• [Задание]:
Воспроизведите без изменений часть текста о фильме «Охотник на лис» от слов «Три года назад» до слов «такую роль. Увы.» включительно.

• [Исходный текст]:
◇ ◇ ◇ ◇ ◇

Три года назад в Каннах приз за лучшую режиссуру получил «Foxcatcher» («Охотник на лис») Беннета Миллера. Это околоспортивная драма, основанная на реальных событиях. Прототип главного героя — известный борец Марк Шульц приехал на премьеру, и весь зал аплодировал ему стоя — за его смелость, за то, что он раскрыл совершенное над ним насилие. А насильник, мультимиллионер Джон Дюпон, которого сыграл не менее выдающийся Стив Карелл, отсидел в тюрьме 13 лет и в 2010 году скончался при нераскрытых обстоятельствах. Проект этот интересен не с точки зрения социальной фактуры, но как мощнейшее кино. Я просто не знаю ни одного автора или режиссера в нашем кино, кто вроде как привык поднимать острые темы, кто готов был бы вскрыть конфликт такого уровня, я не представляю себе ни одного актера, кто бы мог согласиться сыграть такую роль. Увы.

◇ ◇ ◇ ◇ ◇

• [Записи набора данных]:
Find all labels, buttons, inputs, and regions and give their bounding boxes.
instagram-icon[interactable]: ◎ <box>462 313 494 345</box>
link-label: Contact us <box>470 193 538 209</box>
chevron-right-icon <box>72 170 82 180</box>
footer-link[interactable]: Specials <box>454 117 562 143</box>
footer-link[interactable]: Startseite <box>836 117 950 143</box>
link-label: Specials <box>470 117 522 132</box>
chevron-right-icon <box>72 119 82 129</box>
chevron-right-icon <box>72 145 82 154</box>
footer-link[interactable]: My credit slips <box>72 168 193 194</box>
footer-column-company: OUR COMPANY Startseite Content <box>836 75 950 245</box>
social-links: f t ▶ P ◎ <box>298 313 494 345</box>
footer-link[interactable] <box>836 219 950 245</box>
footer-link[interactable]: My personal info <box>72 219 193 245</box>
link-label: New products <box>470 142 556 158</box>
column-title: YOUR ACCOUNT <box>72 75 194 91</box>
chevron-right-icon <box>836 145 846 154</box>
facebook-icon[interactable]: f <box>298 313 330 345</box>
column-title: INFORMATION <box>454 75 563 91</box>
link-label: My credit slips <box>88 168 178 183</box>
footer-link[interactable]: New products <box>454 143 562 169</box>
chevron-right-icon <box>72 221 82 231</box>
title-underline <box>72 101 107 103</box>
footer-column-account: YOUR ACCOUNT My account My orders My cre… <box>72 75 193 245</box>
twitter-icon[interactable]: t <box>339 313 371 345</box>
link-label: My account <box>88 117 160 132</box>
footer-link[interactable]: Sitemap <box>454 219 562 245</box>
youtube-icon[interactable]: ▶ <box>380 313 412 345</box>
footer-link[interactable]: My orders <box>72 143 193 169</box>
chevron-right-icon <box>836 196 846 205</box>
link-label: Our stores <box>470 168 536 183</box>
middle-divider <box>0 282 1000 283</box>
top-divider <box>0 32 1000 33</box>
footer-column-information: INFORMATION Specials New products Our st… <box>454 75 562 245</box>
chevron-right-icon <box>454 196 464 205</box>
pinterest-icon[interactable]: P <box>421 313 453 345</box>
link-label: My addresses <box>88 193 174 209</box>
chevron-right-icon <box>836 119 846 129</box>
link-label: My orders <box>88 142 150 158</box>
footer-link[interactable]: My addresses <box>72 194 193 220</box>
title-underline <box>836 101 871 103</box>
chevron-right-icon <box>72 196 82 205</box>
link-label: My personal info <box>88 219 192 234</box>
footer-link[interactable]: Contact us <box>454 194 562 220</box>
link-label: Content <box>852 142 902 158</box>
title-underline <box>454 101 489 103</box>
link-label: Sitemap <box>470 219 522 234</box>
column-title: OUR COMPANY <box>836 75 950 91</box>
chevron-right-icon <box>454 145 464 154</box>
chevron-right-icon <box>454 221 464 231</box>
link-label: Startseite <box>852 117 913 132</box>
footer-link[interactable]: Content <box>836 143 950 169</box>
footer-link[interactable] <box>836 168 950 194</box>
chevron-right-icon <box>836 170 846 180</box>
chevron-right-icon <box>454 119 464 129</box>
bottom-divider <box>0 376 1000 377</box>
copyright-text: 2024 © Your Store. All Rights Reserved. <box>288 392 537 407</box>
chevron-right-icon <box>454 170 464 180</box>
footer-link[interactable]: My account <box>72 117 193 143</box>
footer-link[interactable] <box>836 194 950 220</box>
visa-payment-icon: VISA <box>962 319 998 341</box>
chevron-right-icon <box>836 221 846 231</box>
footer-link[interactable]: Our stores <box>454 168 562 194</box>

◇ ◇ ◇ ◇ ◇

• [Ответ]:
Три года назад в Каннах приз за лучшую режиссуру получил «Foxcatcher» («Охотник на лис») Беннета Миллера. Это околоспортивная драма, основанная на реальных событиях. Прототип главного героя — известный борец Марк Шульц приехал на премьеру, и весь зал аплодировал ему стоя — за его смелость, за то, что он раскрыл совершенное над ним насилие. А насильник, мультимиллионер Джон Дюпон, которого сыграл не менее выдающийся Стив Карелл, отсидел в тюрьме 13 лет и в 2010 году скончался при нераскрытых обстоятельствах. Проект этот интересен не с точки зрения социальной фактуры, но как мощнейшее кино. Я просто не знаю ни одного автора или режиссера в нашем кино, кто вроде как привык поднимать острые темы, кто готов был бы вскрыть конфликт такого уровня, я не представляю себе ни одного актера, кто бы мог согласиться сыграть такую роль. Увы.